:: Exercise directions ::
Please set down all the lines beneath this one exactly, without the pictures.

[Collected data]
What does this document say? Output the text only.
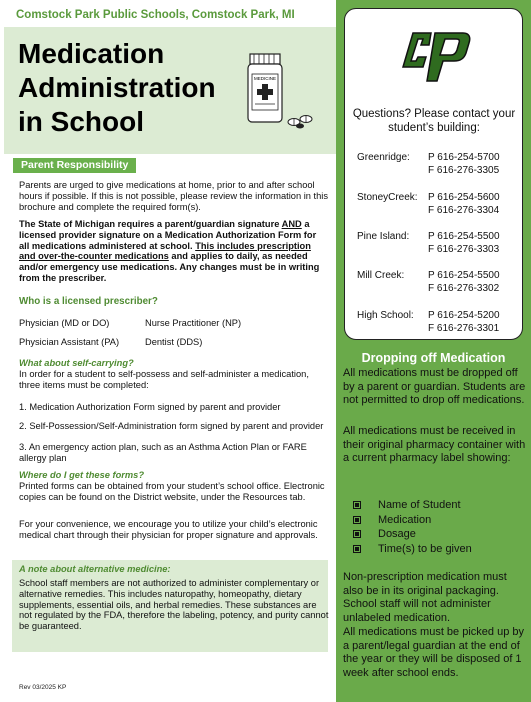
Comstock Park Public Schools, Comstock Park, MI
Medication
Administration
in School
MEDICINE
Parent Responsibility
Parents are urged to give medications at home, prior to and after school hours if possible. If this is not possible, please review the information in this brochure and complete the required form(s).
The State of Michigan requires a parent/guardian signature AND a licensed provider signature on a Medication Authorization Form for all medications administered at school. This includes prescription and over-the-counter medications and applies to daily, as needed and/or emergency use medications. Any changes must be in writing from the prescriber.
Who is a licensed prescriber?
Physician (MD or DO)	Nurse Practitioner (NP)
Physician Assistant (PA)	Dentist (DDS)
What about self-carrying?
In order for a student to self-possess and self-administer a medication, three items must be completed:
1. Medication Authorization Form signed by parent and provider
2. Self-Possession/Self-Administration form signed by parent and provider
3. An emergency action plan, such as an Asthma Action Plan or FARE allergy plan
Where do I get these forms?
Printed forms can be obtained from your student’s school office. Electronic copies can be found on the District website, under the Resources tab.
For your convenience, we encourage you to utilize your child’s electronic medical chart through their physician for proper signature and approvals.
A note about alternative medicine:
School staff members are not authorized to administer complementary or alternative remedies. This includes naturopathy, homeopathy, dietary supplements, essential oils, and herbal remedies. These substances are not regulated by the FDA, therefore the labeling, potency, and purity cannot be guaranteed.
Rev 03/2025 KP
Questions? Please contact your student’s building:
Greenridge: P 616-254-5700
F 616-276-3305
StoneyCreek: P 616-254-5600
F 616-276-3304
Pine Island: P 616-254-5500
F 616-276-3303
Mill Creek: P 616-254-5500
F 616-276-3302
High School: P 616-254-5200
F 616-276-3301
Dropping off Medication
All medications must be dropped off by a parent or guardian. Students are not permitted to drop off medications.
All medications must be received in their original pharmacy container with a current pharmacy label showing:
Name of Student
Medication
Dosage
Time(s) to be given
Non-prescription medication must also be in its original packaging. School staff will not administer unlabeled medication.
All medications must be picked up by a parent/legal guardian at the end of the year or they will be disposed of 1 week after school ends.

:: Completed exercise ::
What does this document say? Output the text only.
Comstock Park Public Schools, Comstock Park, MI
Medication
Administration
in School
MEDICINE
Parent Responsibility
Parents are urged to give medications at home, prior to and after school hours if possible. If this is not possible, please review the information in this brochure and complete the required form(s).
The State of Michigan requires a parent/guardian signature AND a licensed provider signature on a Medication Authorization Form for all medications administered at school. This includes prescription and over-the-counter medications and applies to daily, as needed and/or emergency use medications. Any changes must be in writing from the prescriber.
Who is a licensed prescriber?
Physician (MD or DO)	Nurse Practitioner (NP)
Physician Assistant (PA)	Dentist (DDS)
What about self-carrying?
In order for a student to self-possess and self-administer a medication, three items must be completed:
1. Medication Authorization Form signed by parent and provider
2. Self-Possession/Self-Administration form signed by parent and provider
3. An emergency action plan, such as an Asthma Action Plan or FARE allergy plan
Where do I get these forms?
Printed forms can be obtained from your student’s school office. Electronic copies can be found on the District website, under the Resources tab.
For your convenience, we encourage you to utilize your child’s electronic medical chart through their physician for proper signature and approvals.
A note about alternative medicine:
School staff members are not authorized to administer complementary or alternative remedies. This includes naturopathy, homeopathy, dietary supplements, essential oils, and herbal remedies. These substances are not regulated by the FDA, therefore the labeling, potency, and purity cannot be guaranteed.
Rev 03/2025 KP
Questions? Please contact your student’s building:
Greenridge: P 616-254-5700
F 616-276-3305
StoneyCreek: P 616-254-5600
F 616-276-3304
Pine Island: P 616-254-5500
F 616-276-3303
Mill Creek: P 616-254-5500
F 616-276-3302
High School: P 616-254-5200
F 616-276-3301
Dropping off Medication
All medications must be dropped off by a parent or guardian. Students are not permitted to drop off medications.
All medications must be received in their original pharmacy container with a current pharmacy label showing:
Name of Student
Medication
Dosage
Time(s) to be given
Non-prescription medication must also be in its original packaging. School staff will not administer unlabeled medication.
All medications must be picked up by a parent/legal guardian at the end of the year or they will be disposed of 1 week after school ends.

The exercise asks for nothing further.